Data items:
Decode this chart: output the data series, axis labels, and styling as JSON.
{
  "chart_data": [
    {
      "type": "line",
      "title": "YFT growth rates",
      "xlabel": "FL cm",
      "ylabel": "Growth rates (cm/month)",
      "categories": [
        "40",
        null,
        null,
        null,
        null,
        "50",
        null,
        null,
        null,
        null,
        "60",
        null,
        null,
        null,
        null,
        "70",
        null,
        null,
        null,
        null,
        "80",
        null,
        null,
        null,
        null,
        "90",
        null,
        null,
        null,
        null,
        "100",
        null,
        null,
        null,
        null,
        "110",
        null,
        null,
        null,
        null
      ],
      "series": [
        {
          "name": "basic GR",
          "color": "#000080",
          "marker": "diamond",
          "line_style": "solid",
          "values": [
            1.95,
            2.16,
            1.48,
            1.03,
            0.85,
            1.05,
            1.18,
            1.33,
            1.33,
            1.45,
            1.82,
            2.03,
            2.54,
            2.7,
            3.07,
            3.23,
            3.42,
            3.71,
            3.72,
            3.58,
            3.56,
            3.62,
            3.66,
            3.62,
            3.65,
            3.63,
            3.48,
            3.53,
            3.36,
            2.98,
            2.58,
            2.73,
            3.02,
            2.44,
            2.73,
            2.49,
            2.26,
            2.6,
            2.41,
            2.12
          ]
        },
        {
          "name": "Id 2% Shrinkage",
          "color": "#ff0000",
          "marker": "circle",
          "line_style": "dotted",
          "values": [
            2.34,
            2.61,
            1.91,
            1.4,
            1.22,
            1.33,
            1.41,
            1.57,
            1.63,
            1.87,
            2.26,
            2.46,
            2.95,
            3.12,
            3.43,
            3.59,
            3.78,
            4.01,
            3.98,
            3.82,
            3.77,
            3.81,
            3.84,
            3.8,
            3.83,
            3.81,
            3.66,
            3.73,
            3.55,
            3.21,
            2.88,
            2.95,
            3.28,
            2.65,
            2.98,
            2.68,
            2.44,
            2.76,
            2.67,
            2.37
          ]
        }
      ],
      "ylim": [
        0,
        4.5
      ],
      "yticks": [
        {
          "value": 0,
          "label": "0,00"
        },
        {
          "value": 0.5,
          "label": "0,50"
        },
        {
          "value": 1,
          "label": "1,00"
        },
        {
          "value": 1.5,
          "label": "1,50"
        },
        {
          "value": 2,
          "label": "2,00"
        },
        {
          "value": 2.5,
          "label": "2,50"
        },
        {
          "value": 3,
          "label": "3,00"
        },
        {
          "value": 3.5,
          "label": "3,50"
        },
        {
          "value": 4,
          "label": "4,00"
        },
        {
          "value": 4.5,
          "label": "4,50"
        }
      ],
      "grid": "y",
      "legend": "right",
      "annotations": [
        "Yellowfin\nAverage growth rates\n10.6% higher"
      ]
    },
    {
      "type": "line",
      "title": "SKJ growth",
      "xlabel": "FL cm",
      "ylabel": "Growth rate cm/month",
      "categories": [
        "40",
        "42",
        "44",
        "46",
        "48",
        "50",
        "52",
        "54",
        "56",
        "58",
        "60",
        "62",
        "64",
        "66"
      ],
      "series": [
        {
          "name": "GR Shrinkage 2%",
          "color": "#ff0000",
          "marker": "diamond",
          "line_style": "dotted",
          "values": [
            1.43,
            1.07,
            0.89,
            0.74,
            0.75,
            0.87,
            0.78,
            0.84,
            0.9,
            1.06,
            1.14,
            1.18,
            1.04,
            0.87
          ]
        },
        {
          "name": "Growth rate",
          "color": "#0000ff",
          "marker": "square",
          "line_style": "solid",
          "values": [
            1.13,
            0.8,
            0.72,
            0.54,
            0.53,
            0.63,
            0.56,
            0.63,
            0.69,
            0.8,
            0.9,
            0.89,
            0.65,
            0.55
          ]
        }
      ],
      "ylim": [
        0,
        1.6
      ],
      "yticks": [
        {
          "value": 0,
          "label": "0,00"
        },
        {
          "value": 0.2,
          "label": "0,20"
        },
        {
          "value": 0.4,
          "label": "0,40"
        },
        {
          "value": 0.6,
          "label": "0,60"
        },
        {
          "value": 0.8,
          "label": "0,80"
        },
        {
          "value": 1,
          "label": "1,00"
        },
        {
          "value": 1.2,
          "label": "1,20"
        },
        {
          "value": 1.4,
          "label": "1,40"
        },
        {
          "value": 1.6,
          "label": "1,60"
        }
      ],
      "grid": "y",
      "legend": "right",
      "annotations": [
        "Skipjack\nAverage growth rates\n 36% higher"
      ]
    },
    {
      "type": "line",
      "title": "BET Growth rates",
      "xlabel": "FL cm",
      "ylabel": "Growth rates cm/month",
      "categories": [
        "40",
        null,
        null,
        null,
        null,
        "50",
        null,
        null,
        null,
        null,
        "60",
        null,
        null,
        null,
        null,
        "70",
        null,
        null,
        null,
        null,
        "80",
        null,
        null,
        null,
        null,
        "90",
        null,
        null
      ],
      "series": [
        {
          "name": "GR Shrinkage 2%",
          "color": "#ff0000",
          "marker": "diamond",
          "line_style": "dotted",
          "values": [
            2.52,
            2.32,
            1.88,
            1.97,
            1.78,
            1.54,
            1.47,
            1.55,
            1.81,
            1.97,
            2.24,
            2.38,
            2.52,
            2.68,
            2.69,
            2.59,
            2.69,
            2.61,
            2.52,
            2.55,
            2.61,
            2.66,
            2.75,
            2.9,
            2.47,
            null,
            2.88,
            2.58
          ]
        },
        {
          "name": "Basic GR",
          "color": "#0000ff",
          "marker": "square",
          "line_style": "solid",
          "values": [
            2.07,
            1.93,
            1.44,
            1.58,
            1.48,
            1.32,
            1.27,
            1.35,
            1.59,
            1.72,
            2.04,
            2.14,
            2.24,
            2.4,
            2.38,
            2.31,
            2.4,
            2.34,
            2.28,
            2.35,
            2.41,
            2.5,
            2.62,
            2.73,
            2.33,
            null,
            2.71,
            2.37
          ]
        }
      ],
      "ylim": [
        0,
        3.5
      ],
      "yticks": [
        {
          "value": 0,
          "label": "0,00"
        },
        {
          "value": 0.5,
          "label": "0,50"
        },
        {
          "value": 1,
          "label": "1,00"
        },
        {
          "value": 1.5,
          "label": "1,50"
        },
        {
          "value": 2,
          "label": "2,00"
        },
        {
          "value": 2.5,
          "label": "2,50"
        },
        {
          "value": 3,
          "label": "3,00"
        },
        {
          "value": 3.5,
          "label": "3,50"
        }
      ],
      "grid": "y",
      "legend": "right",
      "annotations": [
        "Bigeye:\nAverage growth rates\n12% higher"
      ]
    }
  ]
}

> Task instructions:
Would you reproduce the material above in full, exactly as given?

> Result for this exercise:
Decode this chart: output the data series, axis labels, and styling as JSON.
{
  "chart_data": [
    {
      "type": "line",
      "title": "YFT growth rates",
      "xlabel": "FL cm",
      "ylabel": "Growth rates (cm/month)",
      "categories": [
        "40",
        null,
        null,
        null,
        null,
        "50",
        null,
        null,
        null,
        null,
        "60",
        null,
        null,
        null,
        null,
        "70",
        null,
        null,
        null,
        null,
        "80",
        null,
        null,
        null,
        null,
        "90",
        null,
        null,
        null,
        null,
        "100",
        null,
        null,
        null,
        null,
        "110",
        null,
        null,
        null,
        null
      ],
      "series": [
        {
          "name": "basic GR",
          "color": "#000080",
          "marker": "diamond",
          "line_style": "solid",
          "values": [
            1.95,
            2.16,
            1.48,
            1.03,
            0.85,
            1.05,
            1.18,
            1.33,
            1.33,
            1.45,
            1.82,
            2.03,
            2.54,
            2.7,
            3.07,
            3.23,
            3.42,
            3.71,
            3.72,
            3.58,
            3.56,
            3.62,
            3.66,
            3.62,
            3.65,
            3.63,
            3.48,
            3.53,
            3.36,
            2.98,
            2.58,
            2.73,
            3.02,
            2.44,
            2.73,
            2.49,
            2.26,
            2.6,
            2.41,
            2.12
          ]
        },
        {
          "name": "Id 2% Shrinkage",
          "color": "#ff0000",
          "marker": "circle",
          "line_style": "dotted",
          "values": [
            2.34,
            2.61,
            1.91,
            1.4,
            1.22,
            1.33,
            1.41,
            1.57,
            1.63,
            1.87,
            2.26,
            2.46,
            2.95,
            3.12,
            3.43,
            3.59,
            3.78,
            4.01,
            3.98,
            3.82,
            3.77,
            3.81,
            3.84,
            3.8,
            3.83,
            3.81,
            3.66,
            3.73,
            3.55,
            3.21,
            2.88,
            2.95,
            3.28,
            2.65,
            2.98,
            2.68,
            2.44,
            2.76,
            2.67,
            2.37
          ]
        }
      ],
      "ylim": [
        0,
        4.5
      ],
      "yticks": [
        {
          "value": 0,
          "label": "0,00"
        },
        {
          "value": 0.5,
          "label": "0,50"
        },
        {
          "value": 1,
          "label": "1,00"
        },
        {
          "value": 1.5,
          "label": "1,50"
        },
        {
          "value": 2,
          "label": "2,00"
        },
        {
          "value": 2.5,
          "label": "2,50"
        },
        {
          "value": 3,
          "label": "3,00"
        },
        {
          "value": 3.5,
          "label": "3,50"
        },
        {
          "value": 4,
          "label": "4,00"
        },
        {
          "value": 4.5,
          "label": "4,50"
        }
      ],
      "grid": "y",
      "legend": "right",
      "annotations": [
        "Yellowfin\nAverage growth rates\n10.6% higher"
      ]
    },
    {
      "type": "line",
      "title": "SKJ growth",
      "xlabel": "FL cm",
      "ylabel": "Growth rate cm/month",
      "categories": [
        "40",
        "42",
        "44",
        "46",
        "48",
        "50",
        "52",
        "54",
        "56",
        "58",
        "60",
        "62",
        "64",
        "66"
      ],
      "series": [
        {
          "name": "GR Shrinkage 2%",
          "color": "#ff0000",
          "marker": "diamond",
          "line_style": "dotted",
          "values": [
            1.43,
            1.07,
            0.89,
            0.74,
            0.75,
            0.87,
            0.78,
            0.84,
            0.9,
            1.06,
            1.14,
            1.18,
            1.04,
            0.87
          ]
        },
        {
          "name": "Growth rate",
          "color": "#0000ff",
          "marker": "square",
          "line_style": "solid",
          "values": [
            1.13,
            0.8,
            0.72,
            0.54,
            0.53,
            0.63,
            0.56,
            0.63,
            0.69,
            0.8,
            0.9,
            0.89,
            0.65,
            0.55
          ]
        }
      ],
      "ylim": [
        0,
        1.6
      ],
      "yticks": [
        {
          "value": 0,
          "label": "0,00"
        },
        {
          "value": 0.2,
          "label": "0,20"
        },
        {
          "value": 0.4,
          "label": "0,40"
        },
        {
          "value": 0.6,
          "label": "0,60"
        },
        {
          "value": 0.8,
          "label": "0,80"
        },
        {
          "value": 1,
          "label": "1,00"
        },
        {
          "value": 1.2,
          "label": "1,20"
        },
        {
          "value": 1.4,
          "label": "1,40"
        },
        {
          "value": 1.6,
          "label": "1,60"
        }
      ],
      "grid": "y",
      "legend": "right",
      "annotations": [
        "Skipjack\nAverage growth rates\n 36% higher"
      ]
    },
    {
      "type": "line",
      "title": "BET Growth rates",
      "xlabel": "FL cm",
      "ylabel": "Growth rates cm/month",
      "categories": [
        "40",
        null,
        null,
        null,
        null,
        "50",
        null,
        null,
        null,
        null,
        "60",
        null,
        null,
        null,
        null,
        "70",
        null,
        null,
        null,
        null,
        "80",
        null,
        null,
        null,
        null,
        "90",
        null,
        null
      ],
      "series": [
        {
          "name": "GR Shrinkage 2%",
          "color": "#ff0000",
          "marker": "diamond",
          "line_style": "dotted",
          "values": [
            2.52,
            2.32,
            1.88,
            1.97,
            1.78,
            1.54,
            1.47,
            1.55,
            1.81,
            1.97,
            2.24,
            2.38,
            2.52,
            2.68,
            2.69,
            2.59,
            2.69,
            2.61,
            2.52,
            2.55,
            2.61,
            2.66,
            2.75,
            2.9,
            2.47,
            null,
            2.88,
            2.58
          ]
        },
        {
          "name": "Basic GR",
          "color": "#0000ff",
          "marker": "square",
          "line_style": "solid",
          "values": [
            2.07,
            1.93,
            1.44,
            1.58,
            1.48,
            1.32,
            1.27,
            1.35,
            1.59,
            1.72,
            2.04,
            2.14,
            2.24,
            2.4,
            2.38,
            2.31,
            2.4,
            2.34,
            2.28,
            2.35,
            2.41,
            2.5,
            2.62,
            2.73,
            2.33,
            null,
            2.71,
            2.37
          ]
        }
      ],
      "ylim": [
        0,
        3.5
      ],
      "yticks": [
        {
          "value": 0,
          "label": "0,00"
        },
        {
          "value": 0.5,
          "label": "0,50"
        },
        {
          "value": 1,
          "label": "1,00"
        },
        {
          "value": 1.5,
          "label": "1,50"
        },
        {
          "value": 2,
          "label": "2,00"
        },
        {
          "value": 2.5,
          "label": "2,50"
        },
        {
          "value": 3,
          "label": "3,00"
        },
        {
          "value": 3.5,
          "label": "3,50"
        }
      ],
      "grid": "y",
      "legend": "right",
      "annotations": [
        "Bigeye:\nAverage growth rates\n12% higher"
      ]
    }
  ]
}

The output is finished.